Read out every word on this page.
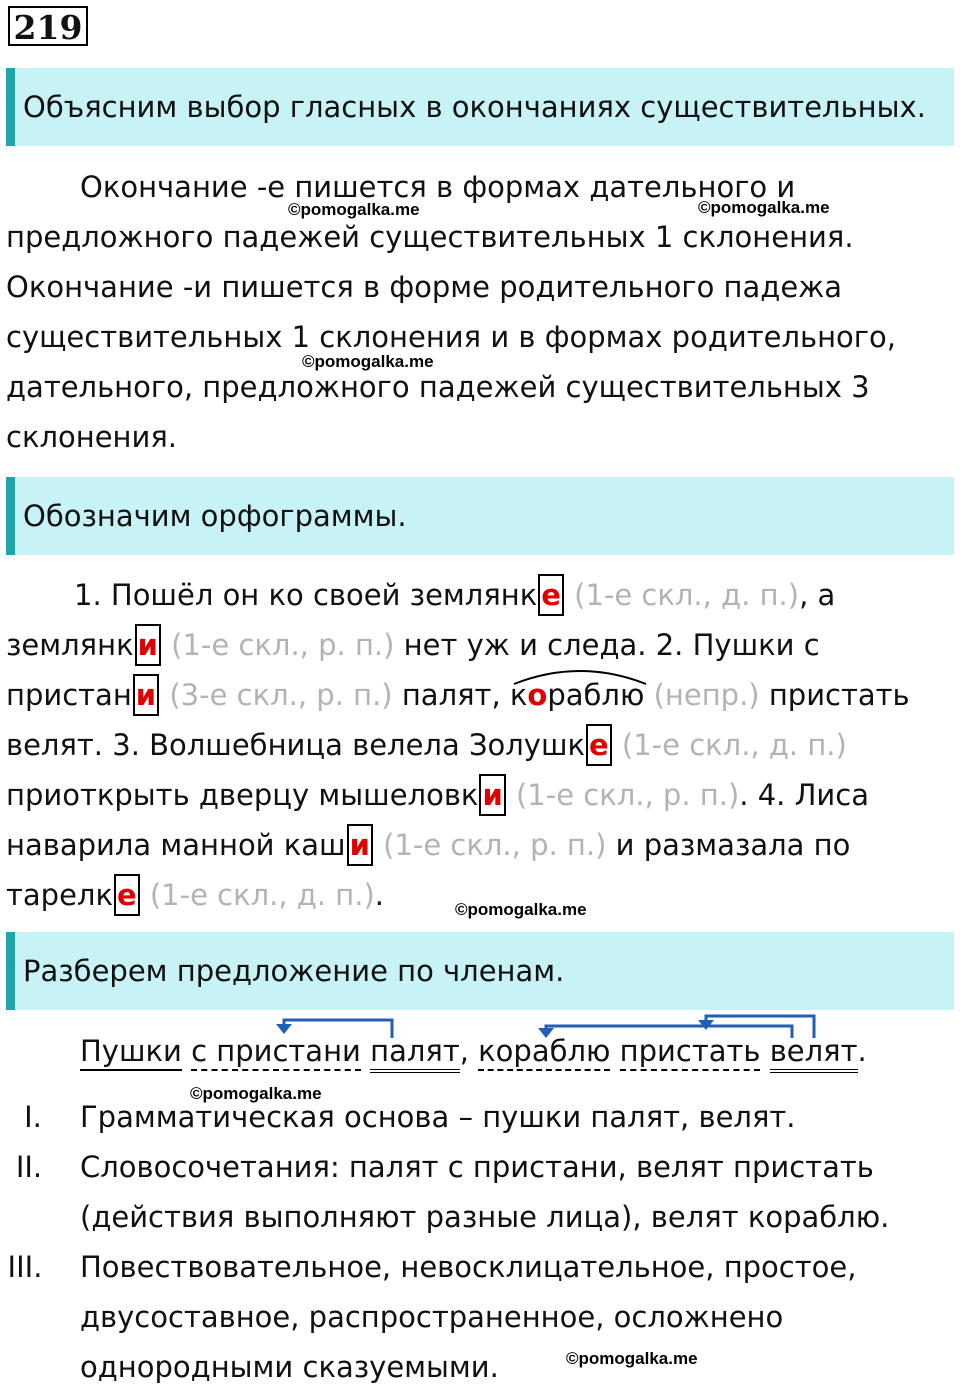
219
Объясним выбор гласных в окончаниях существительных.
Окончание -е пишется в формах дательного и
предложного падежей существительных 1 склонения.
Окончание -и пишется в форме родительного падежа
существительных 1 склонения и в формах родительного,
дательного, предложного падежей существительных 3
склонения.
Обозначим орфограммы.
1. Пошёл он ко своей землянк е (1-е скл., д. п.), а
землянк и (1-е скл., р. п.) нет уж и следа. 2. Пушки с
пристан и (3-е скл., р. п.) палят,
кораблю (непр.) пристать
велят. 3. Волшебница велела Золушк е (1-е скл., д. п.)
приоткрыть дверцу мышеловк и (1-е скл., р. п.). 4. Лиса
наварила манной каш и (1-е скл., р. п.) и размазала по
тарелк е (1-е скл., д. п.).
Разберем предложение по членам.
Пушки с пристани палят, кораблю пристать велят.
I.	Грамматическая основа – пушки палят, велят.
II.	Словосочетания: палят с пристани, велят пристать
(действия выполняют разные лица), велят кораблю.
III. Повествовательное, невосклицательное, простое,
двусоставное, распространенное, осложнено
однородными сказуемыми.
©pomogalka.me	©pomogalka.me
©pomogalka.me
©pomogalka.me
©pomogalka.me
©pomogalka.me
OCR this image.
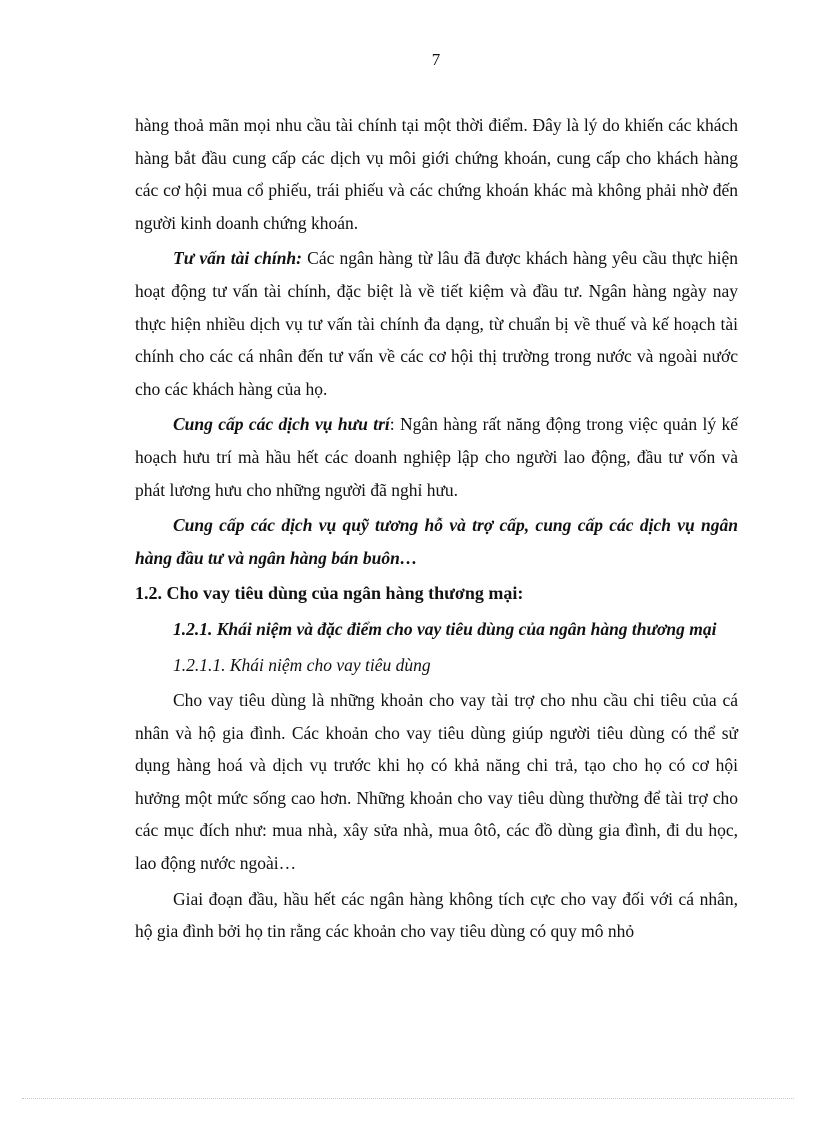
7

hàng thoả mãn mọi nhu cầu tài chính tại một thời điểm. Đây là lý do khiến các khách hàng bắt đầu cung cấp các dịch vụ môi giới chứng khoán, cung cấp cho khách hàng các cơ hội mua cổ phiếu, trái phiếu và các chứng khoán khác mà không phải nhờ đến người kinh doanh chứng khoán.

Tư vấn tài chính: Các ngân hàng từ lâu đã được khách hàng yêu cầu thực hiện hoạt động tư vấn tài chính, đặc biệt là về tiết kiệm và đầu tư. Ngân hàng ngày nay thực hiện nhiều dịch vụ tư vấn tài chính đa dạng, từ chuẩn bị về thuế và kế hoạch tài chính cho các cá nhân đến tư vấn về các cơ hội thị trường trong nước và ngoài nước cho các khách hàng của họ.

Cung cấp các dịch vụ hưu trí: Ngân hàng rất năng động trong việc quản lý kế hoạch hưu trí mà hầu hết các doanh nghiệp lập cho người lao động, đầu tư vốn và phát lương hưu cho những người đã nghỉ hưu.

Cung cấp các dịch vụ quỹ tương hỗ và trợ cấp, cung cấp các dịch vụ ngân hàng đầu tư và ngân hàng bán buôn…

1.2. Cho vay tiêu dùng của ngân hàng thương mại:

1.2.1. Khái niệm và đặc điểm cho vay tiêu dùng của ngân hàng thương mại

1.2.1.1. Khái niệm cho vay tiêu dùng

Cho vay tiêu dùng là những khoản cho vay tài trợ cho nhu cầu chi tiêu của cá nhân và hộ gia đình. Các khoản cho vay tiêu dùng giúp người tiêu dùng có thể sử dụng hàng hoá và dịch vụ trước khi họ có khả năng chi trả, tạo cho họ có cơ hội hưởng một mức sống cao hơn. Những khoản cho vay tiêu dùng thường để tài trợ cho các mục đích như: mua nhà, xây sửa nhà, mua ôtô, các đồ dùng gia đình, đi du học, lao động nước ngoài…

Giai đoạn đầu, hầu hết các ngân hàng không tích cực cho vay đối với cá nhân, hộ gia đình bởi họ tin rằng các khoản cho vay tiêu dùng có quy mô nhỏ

_ _ _ _ _ _ _

Task: Ascertain the number of lines in the entries that include the word "родительного", and report only that number.

Right answer: 2